§ Given problem
Put these records into a numbered list, leaving out blank lines and the pictures.

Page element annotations
** begin **
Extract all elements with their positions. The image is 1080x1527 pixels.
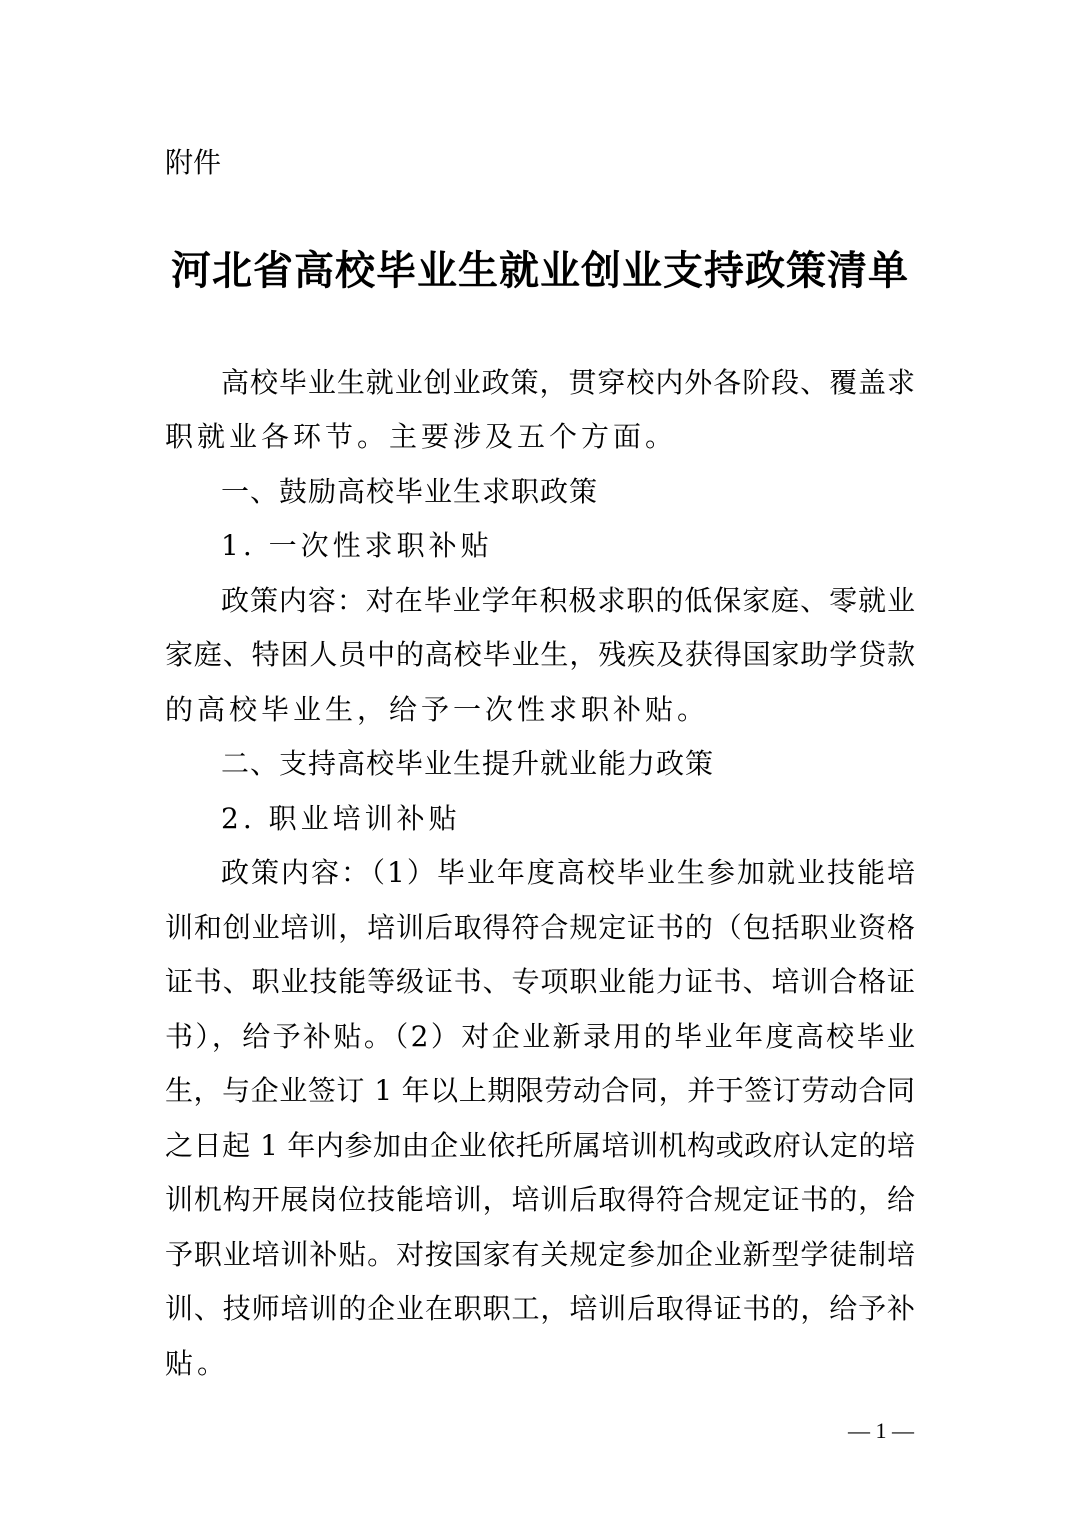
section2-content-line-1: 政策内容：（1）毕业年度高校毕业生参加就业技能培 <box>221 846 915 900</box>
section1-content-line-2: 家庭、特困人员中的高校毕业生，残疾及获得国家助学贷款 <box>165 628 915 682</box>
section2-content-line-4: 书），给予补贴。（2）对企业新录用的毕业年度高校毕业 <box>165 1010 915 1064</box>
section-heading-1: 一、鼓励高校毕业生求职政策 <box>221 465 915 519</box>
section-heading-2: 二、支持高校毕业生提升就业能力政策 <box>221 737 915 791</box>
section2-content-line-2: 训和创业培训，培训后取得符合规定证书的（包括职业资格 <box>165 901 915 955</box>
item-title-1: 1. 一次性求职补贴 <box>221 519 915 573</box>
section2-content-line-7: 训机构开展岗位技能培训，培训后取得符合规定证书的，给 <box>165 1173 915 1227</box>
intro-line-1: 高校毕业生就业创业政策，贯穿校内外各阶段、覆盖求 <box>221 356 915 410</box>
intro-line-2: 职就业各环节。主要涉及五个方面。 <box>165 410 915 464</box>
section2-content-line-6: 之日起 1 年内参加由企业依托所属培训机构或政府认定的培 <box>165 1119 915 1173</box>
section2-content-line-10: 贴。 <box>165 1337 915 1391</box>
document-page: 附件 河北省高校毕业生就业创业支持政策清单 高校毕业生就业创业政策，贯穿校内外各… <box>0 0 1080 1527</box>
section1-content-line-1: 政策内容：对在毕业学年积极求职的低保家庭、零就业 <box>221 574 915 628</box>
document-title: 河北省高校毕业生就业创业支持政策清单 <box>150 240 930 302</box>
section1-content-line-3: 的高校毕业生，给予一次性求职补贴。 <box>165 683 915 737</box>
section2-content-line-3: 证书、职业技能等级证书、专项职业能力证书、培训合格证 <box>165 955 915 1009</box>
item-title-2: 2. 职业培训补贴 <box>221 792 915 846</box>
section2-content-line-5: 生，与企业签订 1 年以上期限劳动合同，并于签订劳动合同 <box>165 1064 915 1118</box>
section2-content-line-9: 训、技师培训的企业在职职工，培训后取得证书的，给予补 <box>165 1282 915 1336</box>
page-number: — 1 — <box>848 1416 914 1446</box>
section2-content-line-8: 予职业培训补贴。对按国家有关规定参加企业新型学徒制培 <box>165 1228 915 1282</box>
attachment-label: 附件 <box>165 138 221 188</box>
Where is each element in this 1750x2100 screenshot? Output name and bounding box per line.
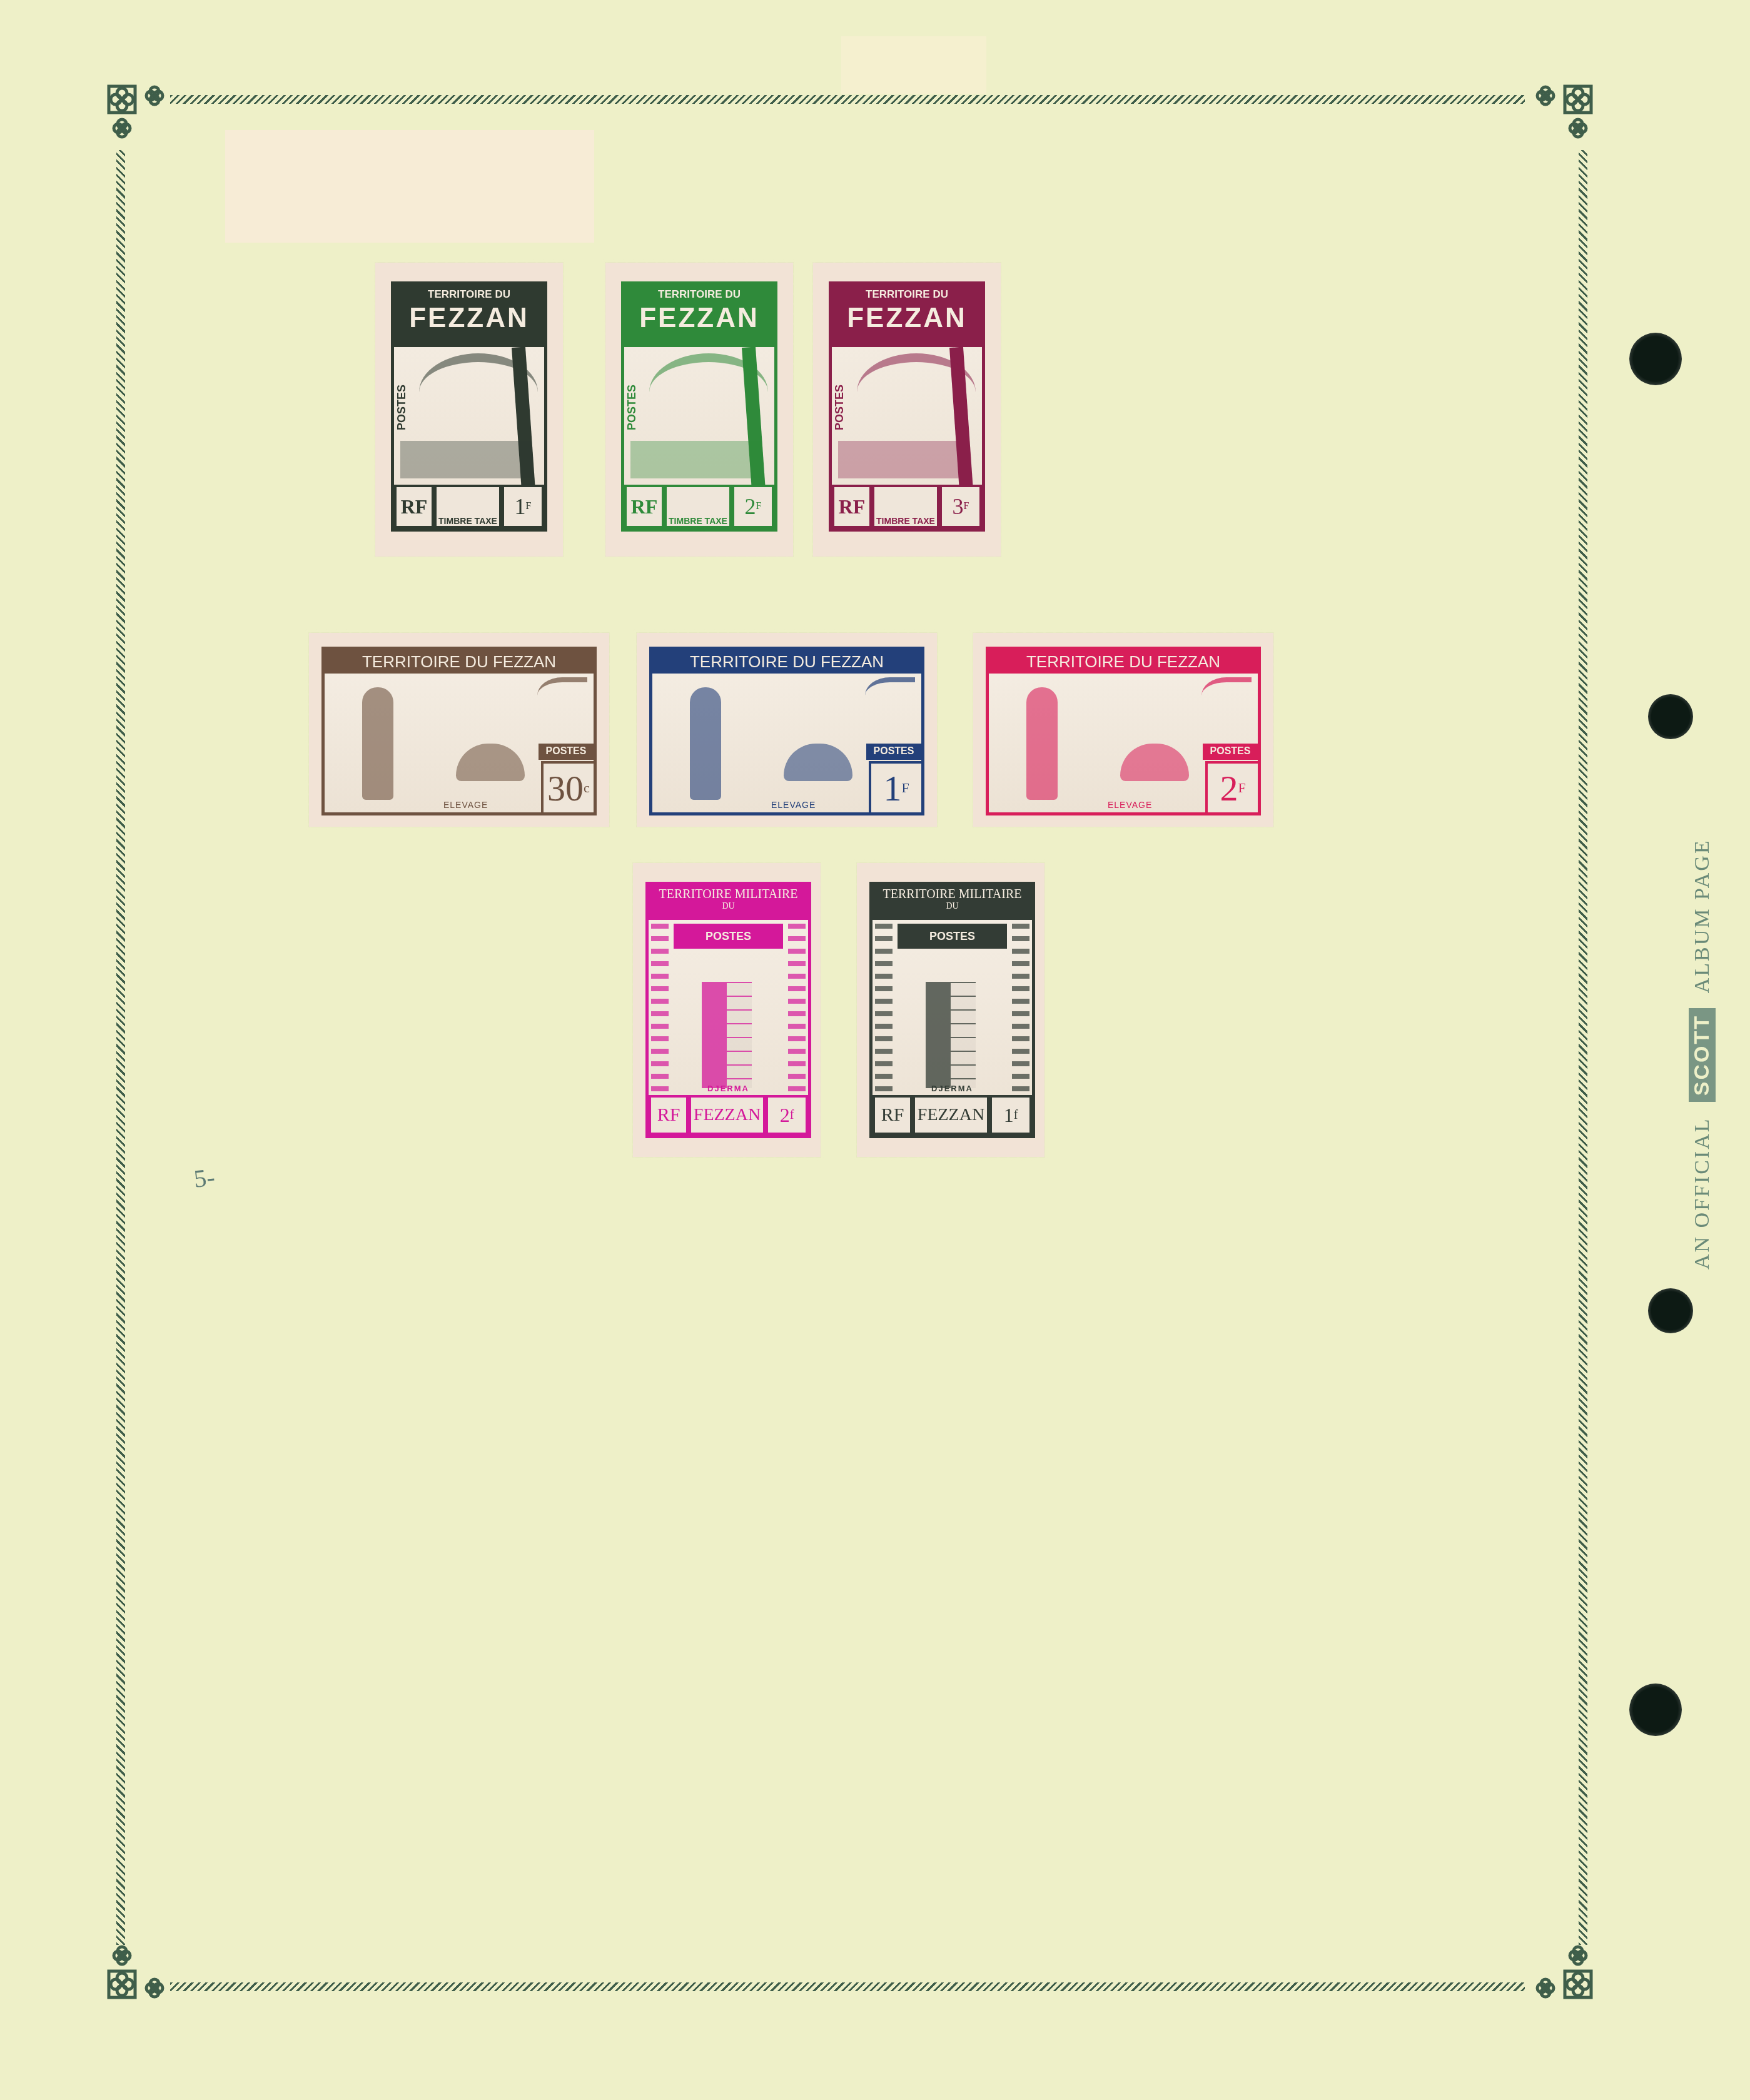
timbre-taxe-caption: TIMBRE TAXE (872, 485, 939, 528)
** end **
§ Completed exercise
1. Extract all elements with their positions. The image is 1080x1527 pixels.
2. section2-content-line-1: 政策内容：（1）毕业年度高校毕业生参加就业技能培 <box>221 846 915 900</box>
3. section1-content-line-2: 家庭、特困人员中的高校毕业生，残疾及获得国家助学贷款 <box>165 628 915 682</box>
4. section2-content-line-4: 书），给予补贴。（2）对企业新录用的毕业年度高校毕业 <box>165 1010 915 1064</box>
5. section-heading-1: 一、鼓励高校毕业生求职政策 <box>221 465 915 519</box>
6. section-heading-2: 二、支持高校毕业生提升就业能力政策 <box>221 737 915 791</box>
7. section2-content-line-2: 训和创业培训，培训后取得符合规定证书的（包括职业资格 <box>165 901 915 955</box>
8. item-title-1: 1. 一次性求职补贴 <box>221 519 915 573</box>
9. section2-content-line-7: 训机构开展岗位技能培训，培训后取得符合规定证书的，给 <box>165 1173 915 1227</box>
10. intro-line-1: 高校毕业生就业创业政策，贯穿校内外各阶段、覆盖求 <box>221 356 915 410</box>
11. intro-line-2: 职就业各环节。主要涉及五个方面。 <box>165 410 915 464</box>
12. section2-content-line-6: 之日起 1 年内参加由企业依托所属培训机构或政府认定的培 <box>165 1119 915 1173</box>
13. section2-content-line-10: 贴。 <box>165 1337 915 1391</box>
14. document-page: 附件 河北省高校毕业生就业创业支持政策清单 高校毕业生就业创业政策，贯穿校内外各… <box>0 0 1080 1527</box>
15. section1-content-line-1: 政策内容：对在毕业学年积极求职的低保家庭、零就业 <box>221 574 915 628</box>
16. document-title: 河北省高校毕业生就业创业支持政策清单 <box>150 240 930 302</box>
17. section1-content-line-3: 的高校毕业生，给予一次性求职补贴。 <box>165 683 915 737</box>
18. section2-content-line-3: 证书、职业技能等级证书、专项职业能力证书、培训合格证 <box>165 955 915 1009</box>
19. item-title-2: 2. 职业培训补贴 <box>221 792 915 846</box>
20. section2-content-line-5: 生，与企业签订 1 年以上期限劳动合同，并于签订劳动合同 <box>165 1064 915 1118</box>
21. section2-content-line-9: 训、技师培训的企业在职职工，培训后取得证书的，给予补 <box>165 1282 915 1336</box>
22. page-number: — 1 — <box>848 1416 914 1446</box>
23. section2-content-line-8: 予职业培训补贴。对按国家有关规定参加企业新型学徒制培 <box>165 1228 915 1282</box>
24. attachment-label: 附件 <box>165 138 221 188</box>
25. Where is each element in this 1750x2100 screenshot? Output name and bounding box per line.
26. timbre-taxe-caption: TIMBRE TAXE (872, 485, 939, 528)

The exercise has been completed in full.